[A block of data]

+++

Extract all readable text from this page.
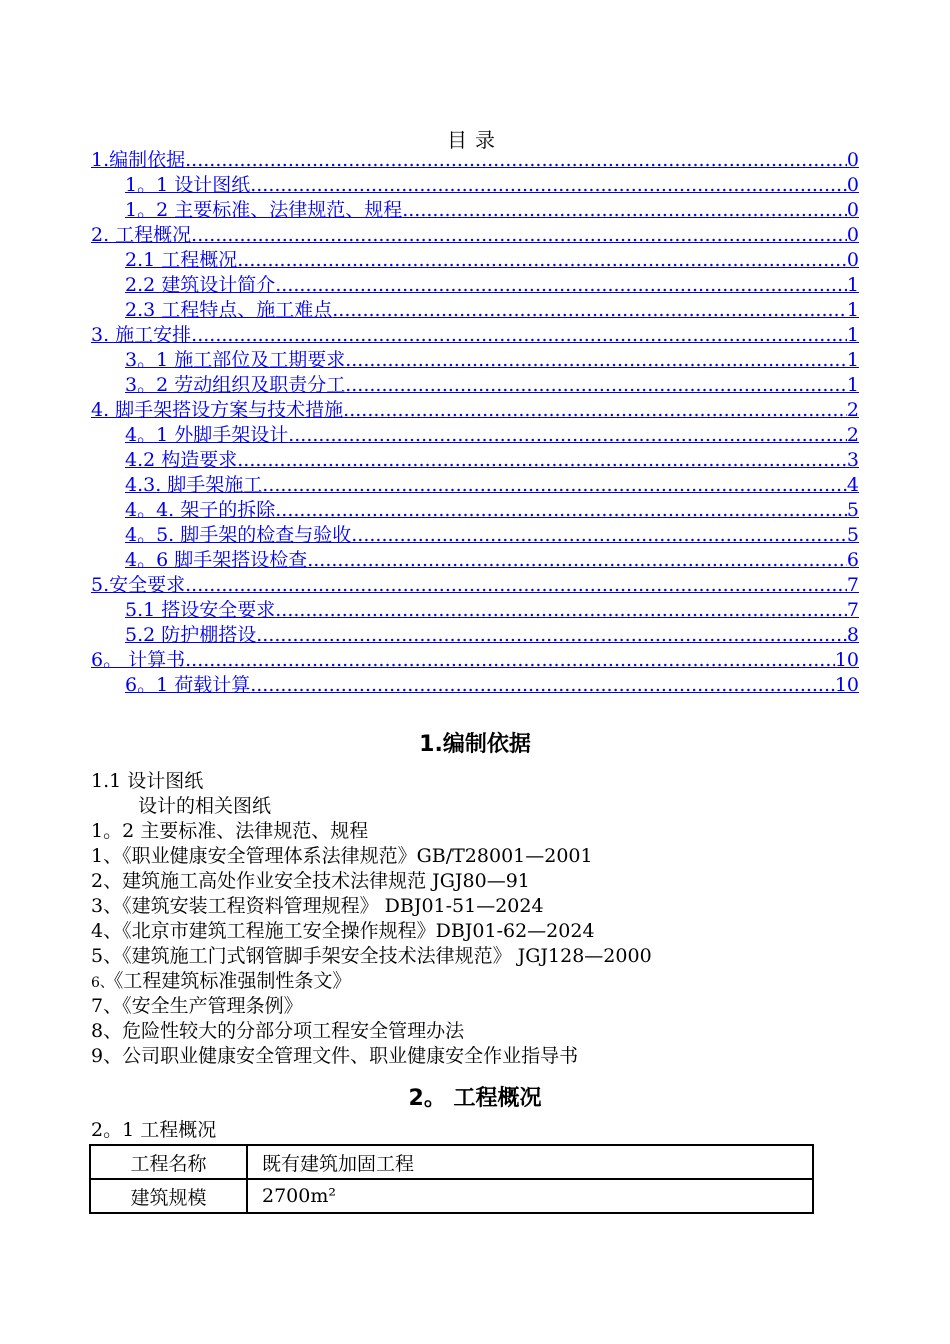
目录
1.编制依据 .....	0
1。1 设计图纸 .....	0
1。2 主要标准、法律规范、规程 .....	0
2. 工程概况 .....	0
2.1 工程概况 .....	0
2.2 建筑设计简介 .....	1
2.3 工程特点、施工难点 .....	1
3. 施工安排 .....	1
3。1 施工部位及工期要求 .....	1
3。2 劳动组织及职责分工 .....	1
4. 脚手架搭设方案与技术措施 .....	2
4。1 外脚手架设计 .....	2
4.2 构造要求 .....	3
4.3. 脚手架施工 .....	4
4。4. 架子的拆除 .....	5
4。5. 脚手架的检查与验收 .....	5
4。6 脚手架搭设检查 .....	6
5.安全要求 .....	7
5.1 搭设安全要求 .....	7
5.2 防护棚搭设 .....	8
6。 计算书 .....	10
6。1 荷载计算 .....	10
1.编制依据
1.1 设计图纸
设计的相关图纸
1。2 主要标准、法律规范、规程
1、《职业健康安全管理体系法律规范》GB/T28001—2001
2、建筑施工高处作业安全技术法律规范 JGJ80—91
3、《建筑安装工程资料管理规程》 DBJ01-51—2024
4、《北京市建筑工程施工安全操作规程》DBJ01-62—2024
5、《建筑施工门式钢管脚手架安全技术法律规范》 JGJ128—2000
6、《工程建筑标准强制性条文》
7、《安全生产管理条例》
8、危险性较大的分部分项工程安全管理办法
9、公司职业健康安全管理文件、职业健康安全作业指导书
2。 工程概况
2。1 工程概况
工程名称	既有建筑加固工程
建筑规模	2700m²
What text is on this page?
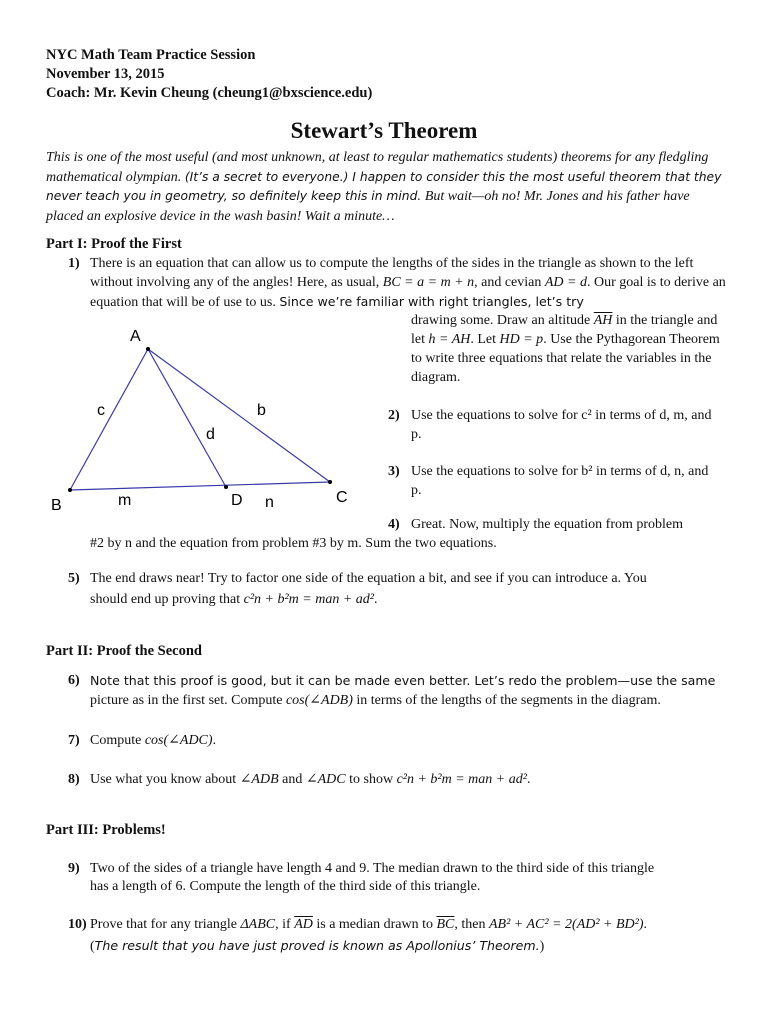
NYC Math Team Practice Session
November 13, 2015
Coach: Mr. Kevin Cheung (cheung1@bxscience.edu)
Stewart’s Theorem
This is one of the most useful (and most unknown, at least to regular mathematics students) theorems for any fledgling mathematical olympian. (It’s a secret to everyone.) I happen to consider this the most useful theorem that they never teach you in geometry, so definitely keep this in mind. But wait—oh no! Mr. Jones and his father have placed an explosive device in the wash basin! Wait a minute…
Part I: Proof the First
1) There is an equation that can allow us to compute the lengths of the sides in the triangle as shown to the left without involving any of the angles! Here, as usual, BC = a = m + n, and cevian AD = d. Our goal is to derive an equation that will be of use to us. Since we’re familiar with right triangles, let’s try
drawing some. Draw an altitude $\overline{AH}$ in the triangle and let h = AH. Let HD = p. Use the Pythagorean Theorem to write three equations that relate the variables in the diagram.
A
B	C
D
c	b
d
m	n
2) Use the equations to solve for c² in terms of d, m, and p.
3) Use the equations to solve for b² in terms of d, n, and p.
4) Great. Now, multiply the equation from problem
#2 by n and the equation from problem #3 by m. Sum the two equations.
5) The end draws near! Try to factor one side of the equation a bit, and see if you can introduce a. You
should end up proving that c²n + b²m = man + ad².
Part II: Proof the Second
6) Note that this proof is good, but it can be made even better. Let’s redo the problem—use the same
picture as in the first set. Compute cos(∠ADB) in terms of the lengths of the segments in the diagram.
7) Compute cos(∠ADC).
8) Use what you know about ∠ADB and ∠ADC to show c²n + b²m = man + ad².
Part III: Problems!
9) Two of the sides of a triangle have length 4 and 9. The median drawn to the third side of this triangle
has a length of 6. Compute the length of the third side of this triangle.
10) Prove that for any triangle ΔABC, if $\overline{AD}$ is a median drawn to $\overline{BC}$, then AB² + AC² = 2(AD² + BD²).
(The result that you have just proved is known as Apollonius’ Theorem.)
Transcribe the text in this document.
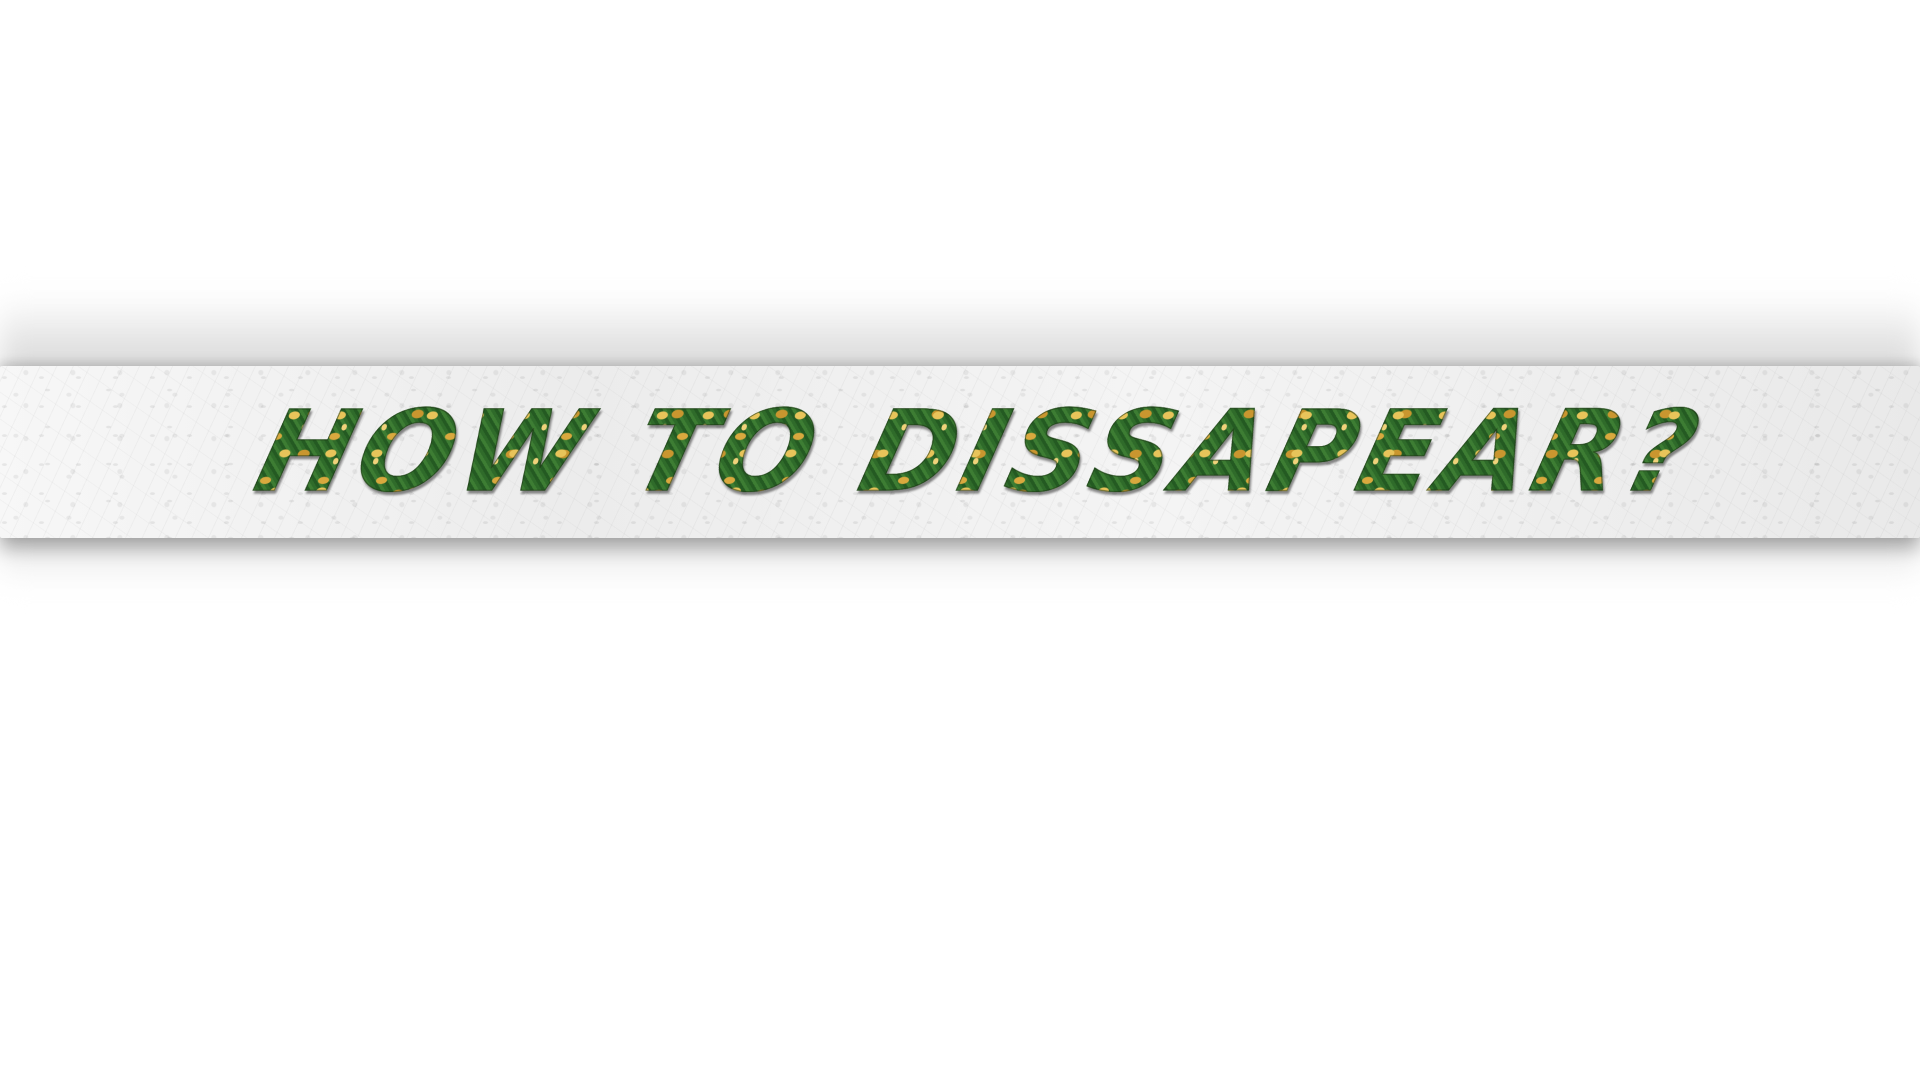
HOW TO DISSAPEAR?
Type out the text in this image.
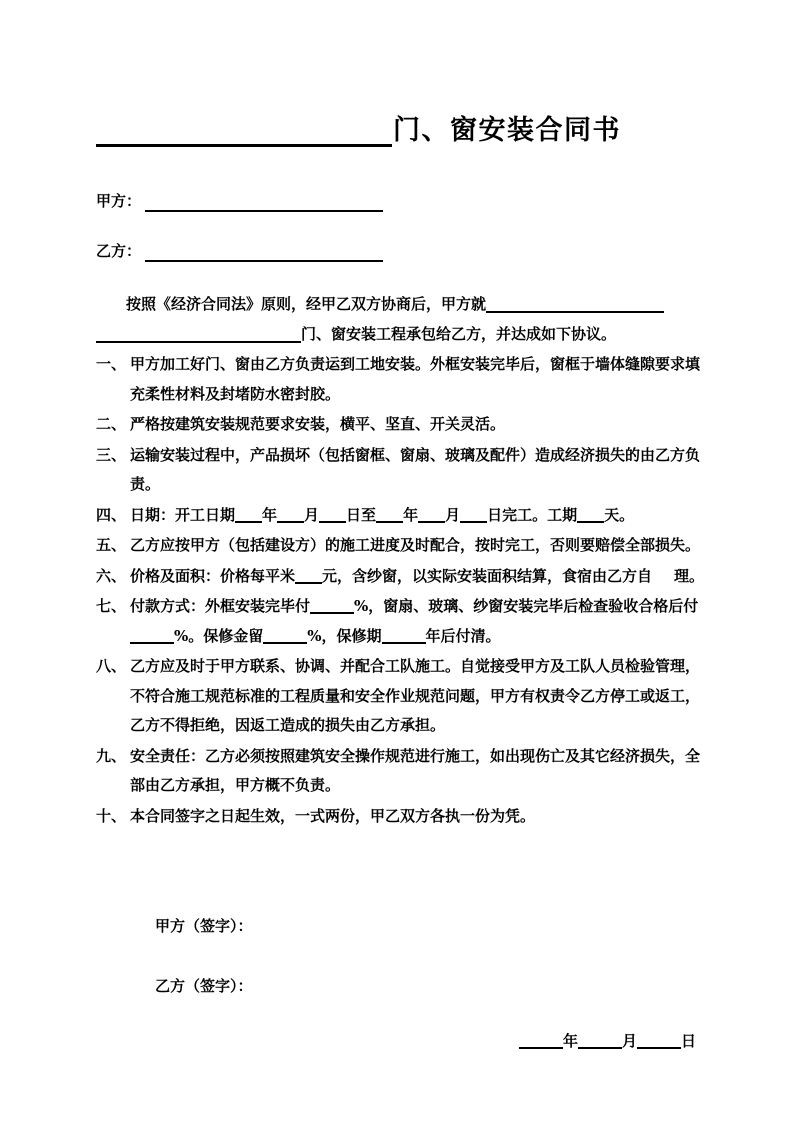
门、窗安装合同书
甲方：
乙方：

按照《经济合同法》原则，经甲乙双方协商后，甲方就门、窗安装工程承包给乙方，并达成如下协议。

一、 甲方加工好门、窗由乙方负责运到工地安装。外框安装完毕后，窗框于墙体缝隙要求填充柔性材料及封堵防水密封胶。
二、 严格按建筑安装规范要求安装，横平、坚直、开关灵活。
三、 运输安装过程中，产品损坏（包括窗框、窗扇、玻璃及配件）造成经济损失的由乙方负责。
四、 日期：开工日期 年 月 日至 年 月 日完工。工期 天。
五、 乙方应按甲方（包括建设方）的施工进度及时配合，按时完工，否则要赔偿全部损失。
六、 价格及面积：价格每平米 元，含纱窗，以实际安装面积结算，食宿由乙方自 理。
七、 付款方式：外框安装完毕付	%，窗扇、玻璃、纱窗安装完毕后检查验收合格后付%。保修金留	%，保修期	年后付清。
八、 乙方应及时于甲方联系、协调、并配合工队施工。自觉接受甲方及工队人员检验管理，不符合施工规范标准的工程质量和安全作业规范问题，甲方有权责令乙方停工或返工，乙方不得拒绝，因返工造成的损失由乙方承担。
九、 安全责任：乙方必须按照建筑安全操作规范进行施工，如出现伤亡及其它经济损失，全部由乙方承担，甲方概不负责。
十、 本合同签字之日起生效，一式两份，甲乙双方各执一份为凭。
甲方（签字）：
乙方（签字）：
年	月	日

+++

Using the material above, set down every line exactly, but skip the pictures.

Extract all readable text from this page.
目录
1.编制依据 .....	0
1。1 设计图纸 .....	0
1。2 主要标准、法律规范、规程 .....	0
2. 工程概况 .....	0
2.1 工程概况 .....	0
2.2 建筑设计简介 .....	1
2.3 工程特点、施工难点 .....	1
3. 施工安排 .....	1
3。1 施工部位及工期要求 .....	1
3。2 劳动组织及职责分工 .....	1
4. 脚手架搭设方案与技术措施 .....	2
4。1 外脚手架设计 .....	2
4.2 构造要求 .....	3
4.3. 脚手架施工 .....	4
4。4. 架子的拆除 .....	5
4。5. 脚手架的检查与验收 .....	5
4。6 脚手架搭设检查 .....	6
5.安全要求 .....	7
5.1 搭设安全要求 .....	7
5.2 防护棚搭设 .....	8
6。 计算书 .....	10
6。1 荷载计算 .....	10
1.编制依据
1.1 设计图纸
设计的相关图纸
1。2 主要标准、法律规范、规程
1、《职业健康安全管理体系法律规范》GB/T28001—2001
2、建筑施工高处作业安全技术法律规范 JGJ80—91
3、《建筑安装工程资料管理规程》 DBJ01-51—2024
4、《北京市建筑工程施工安全操作规程》DBJ01-62—2024
5、《建筑施工门式钢管脚手架安全技术法律规范》 JGJ128—2000
6、《工程建筑标准强制性条文》
7、《安全生产管理条例》
8、危险性较大的分部分项工程安全管理办法
9、公司职业健康安全管理文件、职业健康安全作业指导书
2。 工程概况
2。1 工程概况
工程名称	既有建筑加固工程
建筑规模	2700m²
What text is on this page?
NYC Math Team Practice Session
November 13, 2015
Coach: Mr. Kevin Cheung (cheung1@bxscience.edu)
Stewart’s Theorem
This is one of the most useful (and most unknown, at least to regular mathematics students) theorems for any fledgling mathematical olympian. (It’s a secret to everyone.) I happen to consider this the most useful theorem that they never teach you in geometry, so definitely keep this in mind. But wait—oh no! Mr. Jones and his father have placed an explosive device in the wash basin! Wait a minute…
Part I: Proof the First
1) There is an equation that can allow us to compute the lengths of the sides in the triangle as shown to the left without involving any of the angles! Here, as usual, BC = a = m + n, and cevian AD = d. Our goal is to derive an equation that will be of use to us. Since we’re familiar with right triangles, let’s try
drawing some. Draw an altitude $\overline{AH}$ in the triangle and let h = AH. Let HD = p. Use the Pythagorean Theorem to write three equations that relate the variables in the diagram.
A
B	C
D
c	b
d
m	n
2) Use the equations to solve for c² in terms of d, m, and p.
3) Use the equations to solve for b² in terms of d, n, and p.
4) Great. Now, multiply the equation from problem
#2 by n and the equation from problem #3 by m. Sum the two equations.
5) The end draws near! Try to factor one side of the equation a bit, and see if you can introduce a. You
should end up proving that c²n + b²m = man + ad².
Part II: Proof the Second
6) Note that this proof is good, but it can be made even better. Let’s redo the problem—use the same
picture as in the first set. Compute cos(∠ADB) in terms of the lengths of the segments in the diagram.
7) Compute cos(∠ADC).
8) Use what you know about ∠ADB and ∠ADC to show c²n + b²m = man + ad².
Part III: Problems!
9) Two of the sides of a triangle have length 4 and 9. The median drawn to the third side of this triangle
has a length of 6. Compute the length of the third side of this triangle.
10) Prove that for any triangle ΔABC, if $\overline{AD}$ is a median drawn to $\overline{BC}$, then AB² + AC² = 2(AD² + BD²).
(The result that you have just proved is known as Apollonius’ Theorem.)
Transcribe the text in this document.
HOW TO DISSAPEAR?
Type out the text in this image.
门、窗安装合同书
甲方：
乙方：

按照《经济合同法》原则，经甲乙双方协商后，甲方就门、窗安装工程承包给乙方，并达成如下协议。

一、 甲方加工好门、窗由乙方负责运到工地安装。外框安装完毕后，窗框于墙体缝隙要求填充柔性材料及封堵防水密封胶。
二、 严格按建筑安装规范要求安装，横平、坚直、开关灵活。
三、 运输安装过程中，产品损坏（包括窗框、窗扇、玻璃及配件）造成经济损失的由乙方负责。
四、 日期：开工日期 年 月 日至 年 月 日完工。工期 天。
五、 乙方应按甲方（包括建设方）的施工进度及时配合，按时完工，否则要赔偿全部损失。
六、 价格及面积：价格每平米 元，含纱窗，以实际安装面积结算，食宿由乙方自 理。
七、 付款方式：外框安装完毕付	%，窗扇、玻璃、纱窗安装完毕后检查验收合格后付%。保修金留	%，保修期	年后付清。
八、 乙方应及时于甲方联系、协调、并配合工队施工。自觉接受甲方及工队人员检验管理，不符合施工规范标准的工程质量和安全作业规范问题，甲方有权责令乙方停工或返工，乙方不得拒绝，因返工造成的损失由乙方承担。
九、 安全责任：乙方必须按照建筑安全操作规范进行施工，如出现伤亡及其它经济损失，全部由乙方承担，甲方概不负责。
十、 本合同签字之日起生效，一式两份，甲乙双方各执一份为凭。
甲方（签字）：
乙方（签字）：
年	月	日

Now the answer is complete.